Put every line from the start of the entries down to and including the line containing "station: 北京首都机场: 距离故宫约28.7km" into a JSON list of strings, one string per line, with blank lines left out.

## Begin Material supplied

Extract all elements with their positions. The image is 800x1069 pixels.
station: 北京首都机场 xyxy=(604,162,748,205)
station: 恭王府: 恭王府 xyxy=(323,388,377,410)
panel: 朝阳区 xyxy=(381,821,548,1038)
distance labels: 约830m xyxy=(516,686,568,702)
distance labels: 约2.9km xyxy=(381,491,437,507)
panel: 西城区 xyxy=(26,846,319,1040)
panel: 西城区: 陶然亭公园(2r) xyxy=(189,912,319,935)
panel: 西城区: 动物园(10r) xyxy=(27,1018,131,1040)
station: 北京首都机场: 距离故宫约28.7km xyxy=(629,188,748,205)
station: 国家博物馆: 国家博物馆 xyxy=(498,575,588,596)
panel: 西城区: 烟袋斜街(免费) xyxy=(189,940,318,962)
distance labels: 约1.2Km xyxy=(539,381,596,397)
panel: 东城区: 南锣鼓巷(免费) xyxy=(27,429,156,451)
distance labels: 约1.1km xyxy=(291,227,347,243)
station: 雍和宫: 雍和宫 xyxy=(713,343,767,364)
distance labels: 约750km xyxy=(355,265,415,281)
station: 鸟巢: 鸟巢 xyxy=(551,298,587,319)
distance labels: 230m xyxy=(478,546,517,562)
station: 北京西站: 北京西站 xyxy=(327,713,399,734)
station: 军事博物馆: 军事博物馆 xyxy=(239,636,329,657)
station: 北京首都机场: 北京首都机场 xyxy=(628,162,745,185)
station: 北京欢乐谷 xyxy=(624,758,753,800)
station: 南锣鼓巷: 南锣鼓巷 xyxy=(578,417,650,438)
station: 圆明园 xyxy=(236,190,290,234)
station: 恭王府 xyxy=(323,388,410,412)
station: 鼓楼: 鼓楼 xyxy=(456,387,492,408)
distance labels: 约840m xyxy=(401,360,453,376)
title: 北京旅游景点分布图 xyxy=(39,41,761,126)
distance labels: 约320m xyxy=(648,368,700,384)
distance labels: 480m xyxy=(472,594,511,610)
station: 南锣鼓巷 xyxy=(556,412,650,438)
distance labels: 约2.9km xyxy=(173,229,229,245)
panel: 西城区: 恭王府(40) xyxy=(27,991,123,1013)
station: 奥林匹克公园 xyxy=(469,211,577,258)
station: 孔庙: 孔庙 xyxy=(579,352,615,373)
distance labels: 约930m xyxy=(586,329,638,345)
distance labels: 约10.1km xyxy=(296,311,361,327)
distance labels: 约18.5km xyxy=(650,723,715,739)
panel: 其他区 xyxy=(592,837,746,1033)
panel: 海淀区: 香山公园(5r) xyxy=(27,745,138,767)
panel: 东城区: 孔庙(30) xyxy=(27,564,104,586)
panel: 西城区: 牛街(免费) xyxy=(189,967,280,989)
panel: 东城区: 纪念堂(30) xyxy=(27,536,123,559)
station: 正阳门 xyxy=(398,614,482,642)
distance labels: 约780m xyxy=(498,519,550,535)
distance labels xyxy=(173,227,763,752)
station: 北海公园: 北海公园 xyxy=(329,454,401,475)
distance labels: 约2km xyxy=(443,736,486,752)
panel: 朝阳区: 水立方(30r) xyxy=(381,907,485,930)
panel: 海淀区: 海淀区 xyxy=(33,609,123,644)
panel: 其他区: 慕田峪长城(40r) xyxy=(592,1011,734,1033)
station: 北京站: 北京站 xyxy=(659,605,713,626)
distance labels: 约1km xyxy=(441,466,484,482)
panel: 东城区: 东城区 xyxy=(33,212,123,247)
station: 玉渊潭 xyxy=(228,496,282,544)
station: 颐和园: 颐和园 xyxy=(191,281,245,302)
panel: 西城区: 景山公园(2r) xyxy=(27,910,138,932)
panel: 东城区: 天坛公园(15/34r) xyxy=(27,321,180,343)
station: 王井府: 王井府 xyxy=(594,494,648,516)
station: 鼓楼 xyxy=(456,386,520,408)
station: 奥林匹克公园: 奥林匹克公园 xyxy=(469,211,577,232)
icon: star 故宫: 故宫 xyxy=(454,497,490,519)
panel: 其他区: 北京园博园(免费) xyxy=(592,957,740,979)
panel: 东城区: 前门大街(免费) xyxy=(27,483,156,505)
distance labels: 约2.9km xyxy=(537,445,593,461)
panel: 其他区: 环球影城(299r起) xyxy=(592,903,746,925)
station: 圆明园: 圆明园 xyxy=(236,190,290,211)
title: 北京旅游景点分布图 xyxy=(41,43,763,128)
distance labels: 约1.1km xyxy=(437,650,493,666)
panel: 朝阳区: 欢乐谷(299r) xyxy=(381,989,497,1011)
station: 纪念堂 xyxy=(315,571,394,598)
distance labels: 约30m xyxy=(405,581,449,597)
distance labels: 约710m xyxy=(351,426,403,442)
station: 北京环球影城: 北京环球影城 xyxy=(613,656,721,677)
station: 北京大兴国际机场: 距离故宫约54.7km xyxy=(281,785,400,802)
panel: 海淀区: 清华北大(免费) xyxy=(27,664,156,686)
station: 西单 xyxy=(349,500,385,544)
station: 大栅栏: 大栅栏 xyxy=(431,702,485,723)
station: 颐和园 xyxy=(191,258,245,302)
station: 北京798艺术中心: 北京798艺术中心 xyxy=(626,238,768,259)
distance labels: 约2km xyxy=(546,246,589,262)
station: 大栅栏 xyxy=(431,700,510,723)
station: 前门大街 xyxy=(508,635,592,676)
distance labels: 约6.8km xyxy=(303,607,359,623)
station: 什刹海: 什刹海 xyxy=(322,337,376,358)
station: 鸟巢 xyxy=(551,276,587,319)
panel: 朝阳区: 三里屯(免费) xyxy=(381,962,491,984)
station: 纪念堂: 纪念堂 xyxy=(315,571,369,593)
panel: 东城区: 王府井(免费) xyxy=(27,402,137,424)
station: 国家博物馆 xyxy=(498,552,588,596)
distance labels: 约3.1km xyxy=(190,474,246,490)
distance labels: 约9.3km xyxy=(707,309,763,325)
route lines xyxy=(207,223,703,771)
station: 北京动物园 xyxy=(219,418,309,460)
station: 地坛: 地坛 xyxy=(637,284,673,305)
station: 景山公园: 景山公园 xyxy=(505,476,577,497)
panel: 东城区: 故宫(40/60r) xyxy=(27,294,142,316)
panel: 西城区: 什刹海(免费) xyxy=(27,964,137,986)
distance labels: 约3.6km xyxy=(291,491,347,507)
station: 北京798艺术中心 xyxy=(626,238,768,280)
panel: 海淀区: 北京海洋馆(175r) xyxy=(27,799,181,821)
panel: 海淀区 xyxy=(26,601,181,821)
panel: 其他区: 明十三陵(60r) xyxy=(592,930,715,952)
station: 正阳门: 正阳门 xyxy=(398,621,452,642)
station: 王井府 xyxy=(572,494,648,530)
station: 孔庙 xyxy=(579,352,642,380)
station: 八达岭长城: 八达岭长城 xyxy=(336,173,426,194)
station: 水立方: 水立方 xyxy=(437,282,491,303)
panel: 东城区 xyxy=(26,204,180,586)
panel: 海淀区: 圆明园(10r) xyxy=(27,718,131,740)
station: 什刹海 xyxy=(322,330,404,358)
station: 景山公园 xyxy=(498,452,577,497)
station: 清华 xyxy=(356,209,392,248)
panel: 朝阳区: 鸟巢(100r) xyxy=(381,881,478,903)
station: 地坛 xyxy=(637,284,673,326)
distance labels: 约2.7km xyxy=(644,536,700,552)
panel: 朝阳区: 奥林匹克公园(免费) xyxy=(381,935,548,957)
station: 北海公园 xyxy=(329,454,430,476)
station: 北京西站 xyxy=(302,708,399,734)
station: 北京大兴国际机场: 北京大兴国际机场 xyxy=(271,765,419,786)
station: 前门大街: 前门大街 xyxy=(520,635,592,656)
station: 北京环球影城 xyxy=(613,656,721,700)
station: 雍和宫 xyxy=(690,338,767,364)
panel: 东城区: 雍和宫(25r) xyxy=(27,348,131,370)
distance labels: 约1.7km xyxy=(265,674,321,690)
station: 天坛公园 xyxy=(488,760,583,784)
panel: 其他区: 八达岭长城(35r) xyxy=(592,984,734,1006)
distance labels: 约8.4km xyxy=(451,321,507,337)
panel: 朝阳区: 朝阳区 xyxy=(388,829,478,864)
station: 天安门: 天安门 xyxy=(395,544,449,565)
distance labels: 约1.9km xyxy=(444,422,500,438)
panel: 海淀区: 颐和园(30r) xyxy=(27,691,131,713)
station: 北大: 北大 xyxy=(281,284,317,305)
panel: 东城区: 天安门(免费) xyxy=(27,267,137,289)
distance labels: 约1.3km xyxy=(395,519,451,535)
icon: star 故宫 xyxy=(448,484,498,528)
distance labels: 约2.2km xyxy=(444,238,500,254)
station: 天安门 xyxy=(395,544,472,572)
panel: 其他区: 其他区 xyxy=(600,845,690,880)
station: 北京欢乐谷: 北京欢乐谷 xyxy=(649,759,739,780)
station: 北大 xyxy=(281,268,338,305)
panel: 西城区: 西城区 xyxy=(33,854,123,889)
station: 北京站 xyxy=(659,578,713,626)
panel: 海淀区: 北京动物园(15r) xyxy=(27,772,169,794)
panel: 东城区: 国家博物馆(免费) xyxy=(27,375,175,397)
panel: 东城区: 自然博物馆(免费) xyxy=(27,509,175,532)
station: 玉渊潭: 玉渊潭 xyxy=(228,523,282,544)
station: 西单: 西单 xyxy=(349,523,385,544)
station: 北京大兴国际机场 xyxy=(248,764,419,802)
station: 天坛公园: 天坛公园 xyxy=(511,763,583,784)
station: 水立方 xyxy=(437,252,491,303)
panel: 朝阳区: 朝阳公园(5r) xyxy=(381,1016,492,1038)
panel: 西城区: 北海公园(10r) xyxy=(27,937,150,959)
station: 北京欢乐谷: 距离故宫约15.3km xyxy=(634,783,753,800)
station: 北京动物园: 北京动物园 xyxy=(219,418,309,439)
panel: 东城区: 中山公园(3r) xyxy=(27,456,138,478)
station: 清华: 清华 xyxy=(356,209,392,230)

## End Material supplied

§ **Final result**:
[
  "Extract all elements with their positions. The image is 800x1069 pixels.",
  "station: 北京首都机场 xyxy=(604,162,748,205)",
  "station: 恭王府: 恭王府 xyxy=(323,388,377,410)",
  "panel: 朝阳区 xyxy=(381,821,548,1038)",
  "distance labels: 约830m xyxy=(516,686,568,702)",
  "distance labels: 约2.9km xyxy=(381,491,437,507)",
  "panel: 西城区 xyxy=(26,846,319,1040)",
  "panel: 西城区: 陶然亭公园(2r) xyxy=(189,912,319,935)",
  "panel: 西城区: 动物园(10r) xyxy=(27,1018,131,1040)",
  "station: 北京首都机场: 距离故宫约28.7km xyxy=(629,188,748,205)"
]